_OBJECTIVE_.
Indicate only the number of lines in the listing below in which the word "What" appears.

_GIVEN INFORMATION_.
↓
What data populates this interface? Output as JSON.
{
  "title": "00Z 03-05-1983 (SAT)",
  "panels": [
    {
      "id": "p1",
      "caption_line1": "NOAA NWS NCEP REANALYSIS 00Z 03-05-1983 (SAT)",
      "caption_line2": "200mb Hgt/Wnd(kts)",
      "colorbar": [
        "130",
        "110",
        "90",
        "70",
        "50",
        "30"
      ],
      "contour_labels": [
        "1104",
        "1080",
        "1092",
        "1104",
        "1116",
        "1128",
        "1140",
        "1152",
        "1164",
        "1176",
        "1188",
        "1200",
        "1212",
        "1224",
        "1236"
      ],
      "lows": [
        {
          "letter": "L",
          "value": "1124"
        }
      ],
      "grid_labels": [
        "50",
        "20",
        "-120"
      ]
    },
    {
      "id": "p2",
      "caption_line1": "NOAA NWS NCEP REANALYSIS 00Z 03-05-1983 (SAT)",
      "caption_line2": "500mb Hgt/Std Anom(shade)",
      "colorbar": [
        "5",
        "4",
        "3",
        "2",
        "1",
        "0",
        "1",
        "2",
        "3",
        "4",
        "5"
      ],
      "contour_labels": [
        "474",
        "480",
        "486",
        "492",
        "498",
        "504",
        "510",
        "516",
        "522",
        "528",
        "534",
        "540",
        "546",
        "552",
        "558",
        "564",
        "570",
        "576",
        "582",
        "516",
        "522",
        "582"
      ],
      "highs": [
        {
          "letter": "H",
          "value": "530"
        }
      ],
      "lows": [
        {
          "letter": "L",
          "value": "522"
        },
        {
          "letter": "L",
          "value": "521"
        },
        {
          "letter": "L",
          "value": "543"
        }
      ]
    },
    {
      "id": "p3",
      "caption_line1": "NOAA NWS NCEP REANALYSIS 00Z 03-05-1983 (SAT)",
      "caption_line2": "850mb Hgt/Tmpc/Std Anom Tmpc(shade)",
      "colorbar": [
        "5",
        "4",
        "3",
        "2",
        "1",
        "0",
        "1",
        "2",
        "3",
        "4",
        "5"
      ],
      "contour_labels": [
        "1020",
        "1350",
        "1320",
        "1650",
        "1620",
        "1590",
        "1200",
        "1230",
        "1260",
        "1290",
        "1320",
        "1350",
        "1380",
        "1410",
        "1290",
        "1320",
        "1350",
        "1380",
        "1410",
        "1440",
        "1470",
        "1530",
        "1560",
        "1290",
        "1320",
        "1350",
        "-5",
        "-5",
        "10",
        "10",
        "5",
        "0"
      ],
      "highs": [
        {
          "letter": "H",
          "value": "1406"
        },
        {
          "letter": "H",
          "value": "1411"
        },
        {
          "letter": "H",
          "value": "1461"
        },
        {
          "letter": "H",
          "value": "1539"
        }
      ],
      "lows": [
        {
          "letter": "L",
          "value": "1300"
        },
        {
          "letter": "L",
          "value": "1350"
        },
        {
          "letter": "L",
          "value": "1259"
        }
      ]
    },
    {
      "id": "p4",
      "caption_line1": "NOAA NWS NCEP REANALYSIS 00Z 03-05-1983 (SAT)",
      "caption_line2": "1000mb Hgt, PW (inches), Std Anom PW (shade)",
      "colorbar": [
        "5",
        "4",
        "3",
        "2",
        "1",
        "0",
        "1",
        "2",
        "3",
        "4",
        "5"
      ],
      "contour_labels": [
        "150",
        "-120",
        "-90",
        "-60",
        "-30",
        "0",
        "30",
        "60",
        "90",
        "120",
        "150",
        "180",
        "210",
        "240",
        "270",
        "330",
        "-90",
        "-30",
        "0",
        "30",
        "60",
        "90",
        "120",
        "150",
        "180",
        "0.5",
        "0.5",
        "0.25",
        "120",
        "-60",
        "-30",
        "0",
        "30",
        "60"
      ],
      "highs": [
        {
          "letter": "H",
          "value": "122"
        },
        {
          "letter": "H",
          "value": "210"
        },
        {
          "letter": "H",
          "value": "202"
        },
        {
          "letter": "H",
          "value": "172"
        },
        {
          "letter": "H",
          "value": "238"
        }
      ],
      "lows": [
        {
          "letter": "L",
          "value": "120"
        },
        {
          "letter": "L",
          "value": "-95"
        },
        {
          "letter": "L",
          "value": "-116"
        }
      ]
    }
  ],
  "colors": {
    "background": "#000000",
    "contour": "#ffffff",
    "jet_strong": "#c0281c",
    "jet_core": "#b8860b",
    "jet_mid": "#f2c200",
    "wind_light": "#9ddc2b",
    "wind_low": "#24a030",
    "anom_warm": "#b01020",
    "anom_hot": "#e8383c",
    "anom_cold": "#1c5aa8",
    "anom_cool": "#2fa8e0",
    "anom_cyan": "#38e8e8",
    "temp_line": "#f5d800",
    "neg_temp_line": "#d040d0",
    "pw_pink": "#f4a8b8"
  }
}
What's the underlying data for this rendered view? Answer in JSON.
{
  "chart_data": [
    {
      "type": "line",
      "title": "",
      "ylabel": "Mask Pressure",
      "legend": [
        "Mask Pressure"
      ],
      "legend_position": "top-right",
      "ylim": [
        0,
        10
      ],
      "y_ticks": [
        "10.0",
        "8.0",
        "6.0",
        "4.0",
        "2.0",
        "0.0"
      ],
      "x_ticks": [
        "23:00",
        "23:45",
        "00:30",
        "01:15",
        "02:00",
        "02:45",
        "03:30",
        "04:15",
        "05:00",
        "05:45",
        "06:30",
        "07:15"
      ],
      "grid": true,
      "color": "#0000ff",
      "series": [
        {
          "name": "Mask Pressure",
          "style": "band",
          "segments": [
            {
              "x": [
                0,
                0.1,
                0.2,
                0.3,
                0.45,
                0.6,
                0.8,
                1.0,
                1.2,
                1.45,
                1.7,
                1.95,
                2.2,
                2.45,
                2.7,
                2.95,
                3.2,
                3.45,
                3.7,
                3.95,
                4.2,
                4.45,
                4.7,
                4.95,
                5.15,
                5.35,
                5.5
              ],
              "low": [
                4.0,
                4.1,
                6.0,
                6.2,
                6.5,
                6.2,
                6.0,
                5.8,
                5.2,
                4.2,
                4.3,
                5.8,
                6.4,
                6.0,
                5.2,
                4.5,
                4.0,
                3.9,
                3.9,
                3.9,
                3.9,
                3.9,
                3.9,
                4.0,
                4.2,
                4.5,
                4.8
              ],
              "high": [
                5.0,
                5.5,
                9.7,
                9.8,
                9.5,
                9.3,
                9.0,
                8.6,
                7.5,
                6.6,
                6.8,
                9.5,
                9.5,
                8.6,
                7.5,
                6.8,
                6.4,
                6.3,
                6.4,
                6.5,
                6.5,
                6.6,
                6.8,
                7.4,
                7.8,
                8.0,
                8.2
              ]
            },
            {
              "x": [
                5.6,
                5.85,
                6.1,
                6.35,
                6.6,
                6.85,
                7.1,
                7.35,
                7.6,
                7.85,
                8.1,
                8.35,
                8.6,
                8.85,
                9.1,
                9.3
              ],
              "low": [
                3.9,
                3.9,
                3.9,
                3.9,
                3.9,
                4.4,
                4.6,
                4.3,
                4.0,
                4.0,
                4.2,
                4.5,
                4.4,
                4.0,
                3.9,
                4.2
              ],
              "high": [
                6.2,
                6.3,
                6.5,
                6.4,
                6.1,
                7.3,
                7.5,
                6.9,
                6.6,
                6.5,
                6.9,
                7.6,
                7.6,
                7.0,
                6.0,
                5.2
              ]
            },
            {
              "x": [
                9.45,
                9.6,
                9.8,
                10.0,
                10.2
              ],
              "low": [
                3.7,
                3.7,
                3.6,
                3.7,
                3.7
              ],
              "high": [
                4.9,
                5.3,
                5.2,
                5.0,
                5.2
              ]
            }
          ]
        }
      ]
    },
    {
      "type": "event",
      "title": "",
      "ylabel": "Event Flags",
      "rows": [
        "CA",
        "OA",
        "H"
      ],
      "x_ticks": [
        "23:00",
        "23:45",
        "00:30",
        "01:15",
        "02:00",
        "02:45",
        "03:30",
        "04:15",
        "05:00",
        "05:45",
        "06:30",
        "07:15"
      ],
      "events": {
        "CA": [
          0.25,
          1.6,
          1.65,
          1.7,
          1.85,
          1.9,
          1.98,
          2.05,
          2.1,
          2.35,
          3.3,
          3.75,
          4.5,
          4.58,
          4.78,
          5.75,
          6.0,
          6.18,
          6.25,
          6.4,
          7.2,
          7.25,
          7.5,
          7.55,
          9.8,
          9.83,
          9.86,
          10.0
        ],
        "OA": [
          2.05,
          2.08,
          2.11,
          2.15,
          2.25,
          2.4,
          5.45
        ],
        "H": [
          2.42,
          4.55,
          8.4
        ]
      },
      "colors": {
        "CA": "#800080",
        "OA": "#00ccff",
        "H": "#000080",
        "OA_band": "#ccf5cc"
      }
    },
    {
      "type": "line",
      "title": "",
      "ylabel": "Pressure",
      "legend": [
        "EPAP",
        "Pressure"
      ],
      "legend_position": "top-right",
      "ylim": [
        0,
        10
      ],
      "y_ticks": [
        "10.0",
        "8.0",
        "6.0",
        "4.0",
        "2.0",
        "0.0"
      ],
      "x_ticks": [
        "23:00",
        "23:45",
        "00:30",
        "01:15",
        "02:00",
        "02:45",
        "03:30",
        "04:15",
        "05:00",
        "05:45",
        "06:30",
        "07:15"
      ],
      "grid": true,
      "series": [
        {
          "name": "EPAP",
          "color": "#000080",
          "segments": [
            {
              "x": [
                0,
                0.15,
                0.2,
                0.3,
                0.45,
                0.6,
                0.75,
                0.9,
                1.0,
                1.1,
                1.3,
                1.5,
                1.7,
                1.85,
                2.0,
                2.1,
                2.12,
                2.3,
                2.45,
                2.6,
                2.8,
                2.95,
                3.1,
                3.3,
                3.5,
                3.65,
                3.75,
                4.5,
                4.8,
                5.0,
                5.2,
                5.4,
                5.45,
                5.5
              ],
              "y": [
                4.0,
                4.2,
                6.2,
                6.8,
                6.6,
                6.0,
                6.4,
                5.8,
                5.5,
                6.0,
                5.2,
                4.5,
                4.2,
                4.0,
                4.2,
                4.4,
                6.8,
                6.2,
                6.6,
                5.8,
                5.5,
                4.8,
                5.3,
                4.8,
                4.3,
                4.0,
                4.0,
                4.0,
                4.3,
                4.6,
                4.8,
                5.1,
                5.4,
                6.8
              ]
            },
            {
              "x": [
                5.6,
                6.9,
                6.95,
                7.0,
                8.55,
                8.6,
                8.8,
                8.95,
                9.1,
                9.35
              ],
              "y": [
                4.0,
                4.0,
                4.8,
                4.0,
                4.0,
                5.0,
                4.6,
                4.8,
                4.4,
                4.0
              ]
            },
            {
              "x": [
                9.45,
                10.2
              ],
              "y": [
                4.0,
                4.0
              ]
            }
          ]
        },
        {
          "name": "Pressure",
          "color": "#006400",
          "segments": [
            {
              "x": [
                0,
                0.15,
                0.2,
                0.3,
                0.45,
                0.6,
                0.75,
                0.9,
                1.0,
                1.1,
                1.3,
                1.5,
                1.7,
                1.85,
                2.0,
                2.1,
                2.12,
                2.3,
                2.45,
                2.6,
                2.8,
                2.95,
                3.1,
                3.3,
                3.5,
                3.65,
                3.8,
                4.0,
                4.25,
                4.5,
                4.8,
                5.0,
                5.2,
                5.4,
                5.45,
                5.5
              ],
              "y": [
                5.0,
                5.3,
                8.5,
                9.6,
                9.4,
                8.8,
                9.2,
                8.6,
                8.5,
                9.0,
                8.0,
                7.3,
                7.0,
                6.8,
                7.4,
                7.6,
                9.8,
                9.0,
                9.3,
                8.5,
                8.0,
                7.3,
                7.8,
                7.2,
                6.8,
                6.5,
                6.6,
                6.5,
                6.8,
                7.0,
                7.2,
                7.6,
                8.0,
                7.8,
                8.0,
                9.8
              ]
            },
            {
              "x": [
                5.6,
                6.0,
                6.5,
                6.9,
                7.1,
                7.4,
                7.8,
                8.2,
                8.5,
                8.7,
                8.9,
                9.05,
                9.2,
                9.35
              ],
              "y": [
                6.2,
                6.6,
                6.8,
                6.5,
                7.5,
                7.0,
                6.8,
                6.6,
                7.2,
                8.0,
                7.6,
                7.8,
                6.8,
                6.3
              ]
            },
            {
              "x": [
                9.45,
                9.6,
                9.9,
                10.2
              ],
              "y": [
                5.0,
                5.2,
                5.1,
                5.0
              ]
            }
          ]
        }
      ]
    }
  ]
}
↑
_TASK RESULT_.
2